Write out every line of the listing below word for word, changing nothing.

Element and region data:
-.-.-

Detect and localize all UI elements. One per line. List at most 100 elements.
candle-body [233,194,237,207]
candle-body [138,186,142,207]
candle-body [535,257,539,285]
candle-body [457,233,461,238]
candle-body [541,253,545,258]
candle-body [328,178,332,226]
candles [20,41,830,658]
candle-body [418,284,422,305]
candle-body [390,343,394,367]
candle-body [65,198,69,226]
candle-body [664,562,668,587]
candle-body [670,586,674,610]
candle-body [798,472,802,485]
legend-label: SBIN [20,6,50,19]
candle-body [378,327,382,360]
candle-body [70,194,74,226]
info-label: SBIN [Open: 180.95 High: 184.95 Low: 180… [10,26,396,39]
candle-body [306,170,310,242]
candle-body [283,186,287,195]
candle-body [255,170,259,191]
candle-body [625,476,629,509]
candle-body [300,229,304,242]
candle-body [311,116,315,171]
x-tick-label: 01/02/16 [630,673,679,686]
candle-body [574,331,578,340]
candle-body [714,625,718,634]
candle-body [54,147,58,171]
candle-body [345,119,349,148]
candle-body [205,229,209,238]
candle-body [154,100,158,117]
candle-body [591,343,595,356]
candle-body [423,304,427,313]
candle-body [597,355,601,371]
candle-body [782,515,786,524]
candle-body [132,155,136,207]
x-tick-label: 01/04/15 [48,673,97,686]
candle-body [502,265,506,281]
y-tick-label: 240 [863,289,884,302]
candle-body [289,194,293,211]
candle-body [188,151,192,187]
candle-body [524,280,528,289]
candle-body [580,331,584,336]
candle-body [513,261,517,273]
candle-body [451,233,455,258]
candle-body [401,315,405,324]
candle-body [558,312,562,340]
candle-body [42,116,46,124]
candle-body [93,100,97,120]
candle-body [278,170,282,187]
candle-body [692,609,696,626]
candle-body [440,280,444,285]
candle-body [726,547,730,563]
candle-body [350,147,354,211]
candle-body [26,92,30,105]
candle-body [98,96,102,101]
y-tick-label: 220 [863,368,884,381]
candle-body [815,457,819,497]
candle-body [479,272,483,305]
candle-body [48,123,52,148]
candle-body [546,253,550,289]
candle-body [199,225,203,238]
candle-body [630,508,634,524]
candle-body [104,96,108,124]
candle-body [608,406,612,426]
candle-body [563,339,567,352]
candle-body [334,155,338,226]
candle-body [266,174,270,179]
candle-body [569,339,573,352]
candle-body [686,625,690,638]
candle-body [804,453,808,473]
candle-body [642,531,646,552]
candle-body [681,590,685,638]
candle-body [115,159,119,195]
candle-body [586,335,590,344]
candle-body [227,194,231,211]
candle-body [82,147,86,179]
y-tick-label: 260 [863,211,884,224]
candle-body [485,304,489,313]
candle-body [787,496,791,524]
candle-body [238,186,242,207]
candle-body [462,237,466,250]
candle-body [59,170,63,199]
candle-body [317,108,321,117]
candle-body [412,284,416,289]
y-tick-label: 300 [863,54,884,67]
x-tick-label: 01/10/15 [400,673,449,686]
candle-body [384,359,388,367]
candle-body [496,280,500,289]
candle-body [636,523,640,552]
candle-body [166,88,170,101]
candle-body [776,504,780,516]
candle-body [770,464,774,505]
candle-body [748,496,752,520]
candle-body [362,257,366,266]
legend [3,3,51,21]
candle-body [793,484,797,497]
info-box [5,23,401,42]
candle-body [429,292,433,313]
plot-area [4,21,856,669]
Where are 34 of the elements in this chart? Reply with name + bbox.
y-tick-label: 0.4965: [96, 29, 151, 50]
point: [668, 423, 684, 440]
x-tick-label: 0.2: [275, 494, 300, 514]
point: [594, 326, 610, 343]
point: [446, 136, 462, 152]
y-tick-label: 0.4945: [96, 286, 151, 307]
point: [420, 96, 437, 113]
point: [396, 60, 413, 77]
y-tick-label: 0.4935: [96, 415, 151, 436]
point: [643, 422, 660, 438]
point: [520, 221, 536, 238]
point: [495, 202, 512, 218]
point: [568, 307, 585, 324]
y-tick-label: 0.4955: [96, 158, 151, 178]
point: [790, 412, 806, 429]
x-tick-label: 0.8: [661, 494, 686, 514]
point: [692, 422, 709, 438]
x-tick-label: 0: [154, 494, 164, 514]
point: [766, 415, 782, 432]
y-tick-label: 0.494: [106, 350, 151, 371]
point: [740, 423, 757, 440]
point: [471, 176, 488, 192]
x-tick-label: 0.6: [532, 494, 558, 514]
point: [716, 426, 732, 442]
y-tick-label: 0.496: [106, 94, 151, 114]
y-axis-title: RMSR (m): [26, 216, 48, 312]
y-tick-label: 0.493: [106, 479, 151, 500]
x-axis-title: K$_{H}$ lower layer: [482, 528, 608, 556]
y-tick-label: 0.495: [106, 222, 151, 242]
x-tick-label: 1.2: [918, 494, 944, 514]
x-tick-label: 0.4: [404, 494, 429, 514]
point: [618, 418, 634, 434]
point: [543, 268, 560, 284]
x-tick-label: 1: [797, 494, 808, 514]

-.-.-

Response:
Detect and localize all UI elements. One per line. List at most 100 elements.
candle-body [233,194,237,207]
candle-body [138,186,142,207]
candle-body [535,257,539,285]
candle-body [457,233,461,238]
candle-body [541,253,545,258]
candle-body [328,178,332,226]
candles [20,41,830,658]
candle-body [418,284,422,305]
candle-body [390,343,394,367]
candle-body [65,198,69,226]
candle-body [664,562,668,587]
candle-body [670,586,674,610]
candle-body [798,472,802,485]
legend-label: SBIN [20,6,50,19]
candle-body [378,327,382,360]
candle-body [70,194,74,226]
info-label: SBIN [Open: 180.95 High: 184.95 Low: 180… [10,26,396,39]
candle-body [306,170,310,242]
candle-body [283,186,287,195]
candle-body [255,170,259,191]
candle-body [625,476,629,509]
candle-body [300,229,304,242]
candle-body [311,116,315,171]
x-tick-label: 01/02/16 [630,673,679,686]
candle-body [574,331,578,340]
candle-body [714,625,718,634]
candle-body [54,147,58,171]
candle-body [345,119,349,148]
candle-body [205,229,209,238]
candle-body [154,100,158,117]
candle-body [591,343,595,356]
candle-body [423,304,427,313]
candle-body [597,355,601,371]
candle-body [782,515,786,524]
candle-body [132,155,136,207]
x-tick-label: 01/04/15 [48,673,97,686]
candle-body [502,265,506,281]
y-tick-label: 240 [863,289,884,302]
candle-body [289,194,293,211]
candle-body [188,151,192,187]
candle-body [524,280,528,289]
candle-body [580,331,584,336]
candle-body [513,261,517,273]
candle-body [451,233,455,258]
candle-body [401,315,405,324]
candle-body [558,312,562,340]
candle-body [42,116,46,124]
candle-body [93,100,97,120]
candle-body [278,170,282,187]
candle-body [692,609,696,626]
candle-body [440,280,444,285]
candle-body [726,547,730,563]
candle-body [350,147,354,211]
candle-body [26,92,30,105]
candle-body [98,96,102,101]
y-tick-label: 220 [863,368,884,381]
candle-body [815,457,819,497]
candle-body [479,272,483,305]
candle-body [48,123,52,148]
candle-body [546,253,550,289]
candle-body [199,225,203,238]
candle-body [630,508,634,524]
candle-body [104,96,108,124]
candle-body [608,406,612,426]
candle-body [563,339,567,352]
candle-body [334,155,338,226]
candle-body [266,174,270,179]
candle-body [569,339,573,352]
candle-body [686,625,690,638]
candle-body [804,453,808,473]
candle-body [642,531,646,552]
candle-body [681,590,685,638]
candle-body [115,159,119,195]
candle-body [586,335,590,344]
candle-body [227,194,231,211]
candle-body [82,147,86,179]
y-tick-label: 260 [863,211,884,224]
candle-body [485,304,489,313]
candle-body [787,496,791,524]
candle-body [238,186,242,207]
candle-body [462,237,466,250]
candle-body [59,170,63,199]
candle-body [317,108,321,117]
candle-body [412,284,416,289]
y-tick-label: 300 [863,54,884,67]
x-tick-label: 01/10/15 [400,673,449,686]
candle-body [384,359,388,367]
candle-body [496,280,500,289]
candle-body [636,523,640,552]
candle-body [166,88,170,101]
candle-body [776,504,780,516]
candle-body [770,464,774,505]
candle-body [748,496,752,520]
candle-body [362,257,366,266]
legend [3,3,51,21]
candle-body [793,484,797,497]
info-box [5,23,401,42]
candle-body [429,292,433,313]
plot-area [4,21,856,669]
Where are 34 of the elements in this chart? Reply with name + bbox.
y-tick-label: 0.4965: [96, 29, 151, 50]
point: [668, 423, 684, 440]
x-tick-label: 0.2: [275, 494, 300, 514]
point: [594, 326, 610, 343]
point: [446, 136, 462, 152]
y-tick-label: 0.4945: [96, 286, 151, 307]
point: [420, 96, 437, 113]
point: [396, 60, 413, 77]
y-tick-label: 0.4935: [96, 415, 151, 436]
point: [643, 422, 660, 438]
point: [520, 221, 536, 238]
point: [495, 202, 512, 218]
point: [568, 307, 585, 324]
y-tick-label: 0.4955: [96, 158, 151, 178]
point: [790, 412, 806, 429]
x-tick-label: 0.8: [661, 494, 686, 514]
point: [692, 422, 709, 438]
x-tick-label: 0: [154, 494, 164, 514]
point: [766, 415, 782, 432]
y-tick-label: 0.494: [106, 350, 151, 371]
point: [740, 423, 757, 440]
point: [471, 176, 488, 192]
x-tick-label: 0.6: [532, 494, 558, 514]
point: [716, 426, 732, 442]
y-tick-label: 0.496: [106, 94, 151, 114]
y-axis-title: RMSR (m): [26, 216, 48, 312]
y-tick-label: 0.493: [106, 479, 151, 500]
x-axis-title: K$_{H}$ lower layer: [482, 528, 608, 556]
y-tick-label: 0.495: [106, 222, 151, 242]
x-tick-label: 1.2: [918, 494, 944, 514]
x-tick-label: 0.4: [404, 494, 429, 514]
point: [618, 418, 634, 434]
point: [543, 268, 560, 284]
x-tick-label: 1: [797, 494, 808, 514]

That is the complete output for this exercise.